:: SUPPLIED ENTRIES ::
= = = = = = =

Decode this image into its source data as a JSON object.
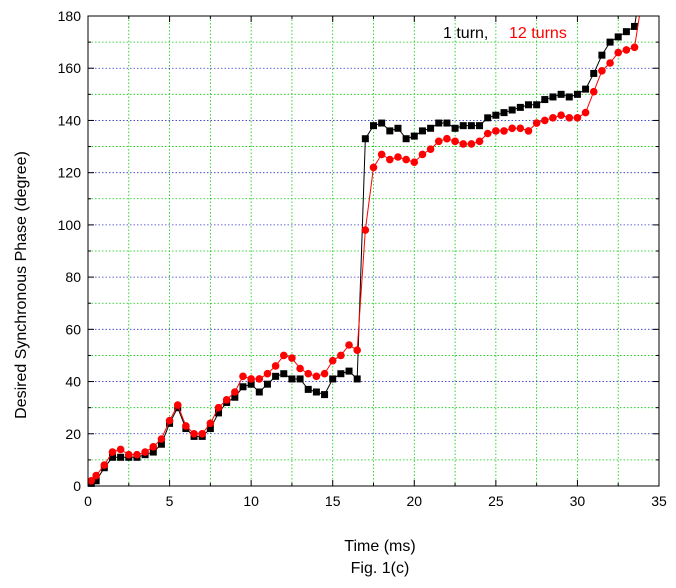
{
  "chart_data": {
    "type": "scatter",
    "xlabel": "Time (ms)",
    "ylabel": "Desired Synchronous Phase (degree)",
    "caption": "Fig. 1(c)",
    "xlim": [
      0,
      35
    ],
    "ylim": [
      0,
      180
    ],
    "x_ticks": [
      0,
      5,
      10,
      15,
      20,
      25,
      30,
      35
    ],
    "y_ticks": [
      0,
      20,
      40,
      60,
      80,
      100,
      120,
      140,
      160,
      180
    ],
    "grid": true,
    "legend_position": "top-right",
    "series": [
      {
        "name": "1 turn,",
        "color": "#000000",
        "marker": "square",
        "x": [
          0.2,
          0.5,
          1.0,
          1.5,
          2.0,
          2.5,
          3.0,
          3.5,
          4.0,
          4.5,
          5.0,
          5.5,
          6.0,
          6.5,
          7.0,
          7.5,
          8.0,
          8.5,
          9.0,
          9.5,
          10.0,
          10.5,
          11.0,
          11.5,
          12.0,
          12.5,
          13.0,
          13.5,
          14.0,
          14.5,
          15.0,
          15.5,
          16.0,
          16.5,
          17.0,
          17.5,
          18.0,
          18.5,
          19.0,
          19.5,
          20.0,
          20.5,
          21.0,
          21.5,
          22.0,
          22.5,
          23.0,
          23.5,
          24.0,
          24.5,
          25.0,
          25.5,
          26.0,
          26.5,
          27.0,
          27.5,
          28.0,
          28.5,
          29.0,
          29.5,
          30.0,
          30.5,
          31.0,
          31.5,
          32.0,
          32.5,
          33.0,
          33.5
        ],
        "y": [
          1,
          2,
          7,
          11,
          11,
          11,
          11,
          12,
          13,
          16,
          24,
          30,
          22,
          19,
          19,
          22,
          28,
          32,
          34,
          38,
          39,
          36,
          39,
          42,
          43,
          41,
          41,
          37,
          36,
          35,
          41,
          43,
          44,
          41,
          133,
          138,
          139,
          136,
          137,
          133,
          134,
          136,
          137,
          139,
          139,
          137,
          138,
          138,
          138,
          141,
          142,
          143,
          144,
          145,
          146,
          146,
          148,
          149,
          150,
          149,
          150,
          152,
          158,
          165,
          170,
          172,
          174,
          176
        ]
      },
      {
        "name": "12 turns",
        "color": "#ff0000",
        "marker": "circle",
        "x": [
          0.2,
          0.5,
          1.0,
          1.5,
          2.0,
          2.5,
          3.0,
          3.5,
          4.0,
          4.5,
          5.0,
          5.5,
          6.0,
          6.5,
          7.0,
          7.5,
          8.0,
          8.5,
          9.0,
          9.5,
          10.0,
          10.5,
          11.0,
          11.5,
          12.0,
          12.5,
          13.0,
          13.5,
          14.0,
          14.5,
          15.0,
          15.5,
          16.0,
          16.5,
          17.0,
          17.5,
          18.0,
          18.5,
          19.0,
          19.5,
          20.0,
          20.5,
          21.0,
          21.5,
          22.0,
          22.5,
          23.0,
          23.5,
          24.0,
          24.5,
          25.0,
          25.5,
          26.0,
          26.5,
          27.0,
          27.5,
          28.0,
          28.5,
          29.0,
          29.5,
          30.0,
          30.5,
          31.0,
          31.5,
          32.0,
          32.5,
          33.0,
          33.5
        ],
        "y": [
          2,
          4,
          8,
          13,
          14,
          12,
          12,
          13,
          15,
          18,
          25,
          31,
          23,
          20,
          20,
          24,
          30,
          33,
          36,
          42,
          41,
          41,
          43,
          46,
          50,
          49,
          45,
          43,
          42,
          43,
          48,
          50,
          54,
          52,
          98,
          122,
          127,
          125,
          126,
          125,
          124,
          127,
          129,
          132,
          133,
          132,
          131,
          131,
          132,
          135,
          136,
          136,
          137,
          137,
          136,
          139,
          140,
          141,
          142,
          141,
          141,
          143,
          151,
          159,
          162,
          166,
          167,
          168
        ]
      }
    ]
  }
}
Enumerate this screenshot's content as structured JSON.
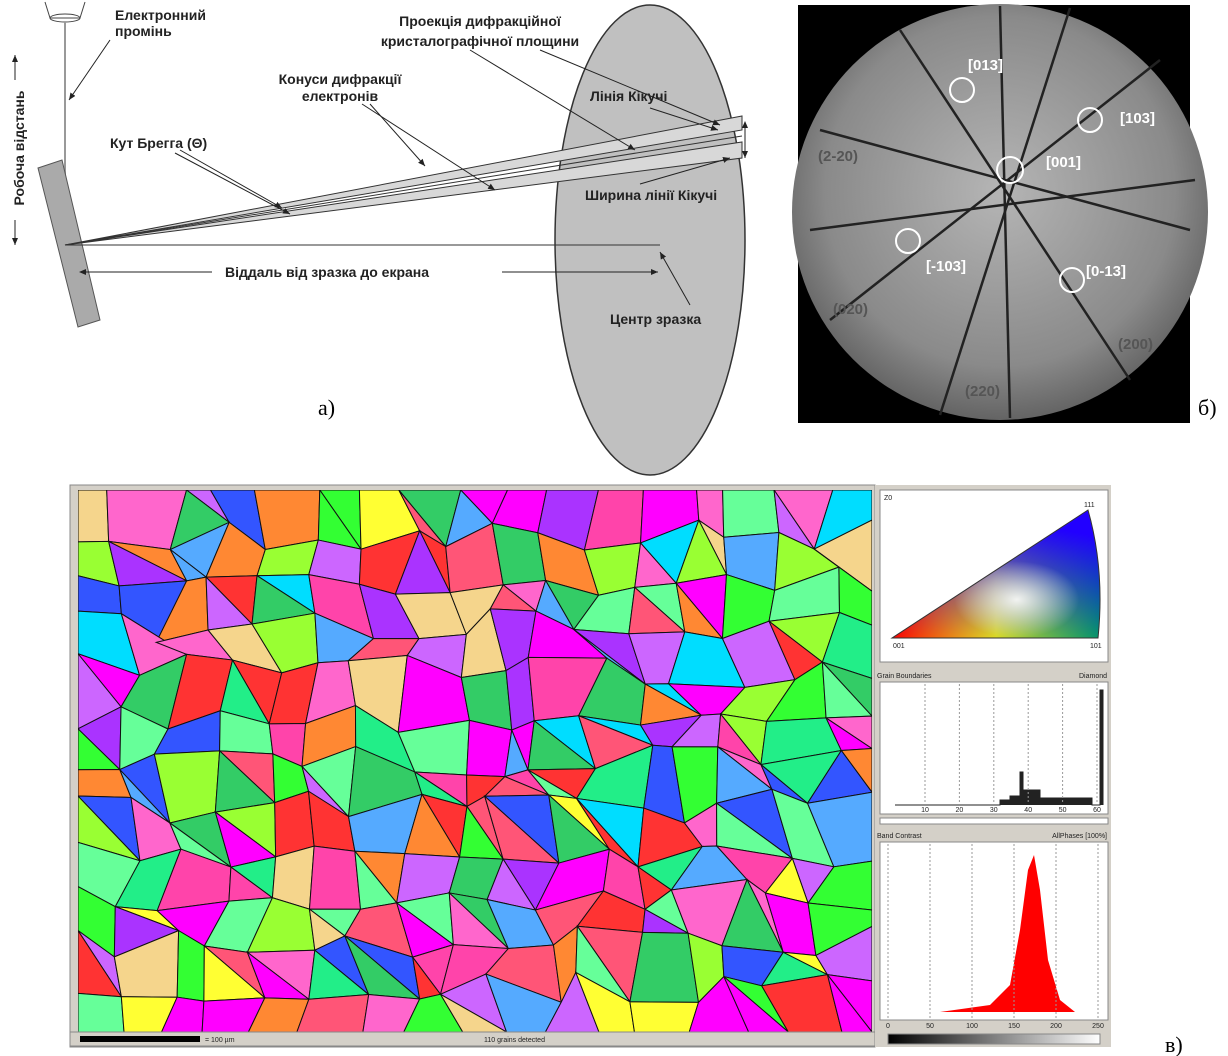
{
  "panel_a": {
    "label": "а)",
    "beam": [
      "Електронний",
      "промінь"
    ],
    "working_distance": "Робоча відстань",
    "projection": [
      "Проекція дифракційної",
      "кристалографічної площини"
    ],
    "cones": [
      "Конуси дифракції",
      "електронів"
    ],
    "kikuchi_line": "Лінія Кікучі",
    "bragg_angle": "Кут Брегга (Θ)",
    "kikuchi_width": "Ширина лінії Кікучі",
    "distance": "Віддаль від зразка до екрана",
    "sample_center": "Центр зразка"
  },
  "panel_b": {
    "label": "б)",
    "zones": [
      "[013]",
      "[103]",
      "[001]",
      "[-103]",
      "[0-13]"
    ],
    "planes": [
      "(2-20)",
      "(020)",
      "(200)",
      "(220)"
    ]
  },
  "panel_c": {
    "label": "в)",
    "ipf": {
      "title": "Z0",
      "corners": [
        "111",
        "001",
        "101"
      ]
    },
    "grain_boundaries": {
      "title": "Grain Boundaries",
      "phase": "Diamond",
      "ticks": [
        10,
        20,
        30,
        40,
        50,
        60
      ]
    },
    "band_contrast": {
      "title": "Band Contrast",
      "phase": "AllPhases [100%]",
      "ticks": [
        0,
        50,
        100,
        150,
        200,
        250
      ]
    },
    "scale": "= 100 µm",
    "status": "110 grains detected"
  }
}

= = = = = = =

Give every line of the material that includes the string "JSON".

Decode this image into its source data as a JSON object.
Enumerate this screenshot's content as structured JSON.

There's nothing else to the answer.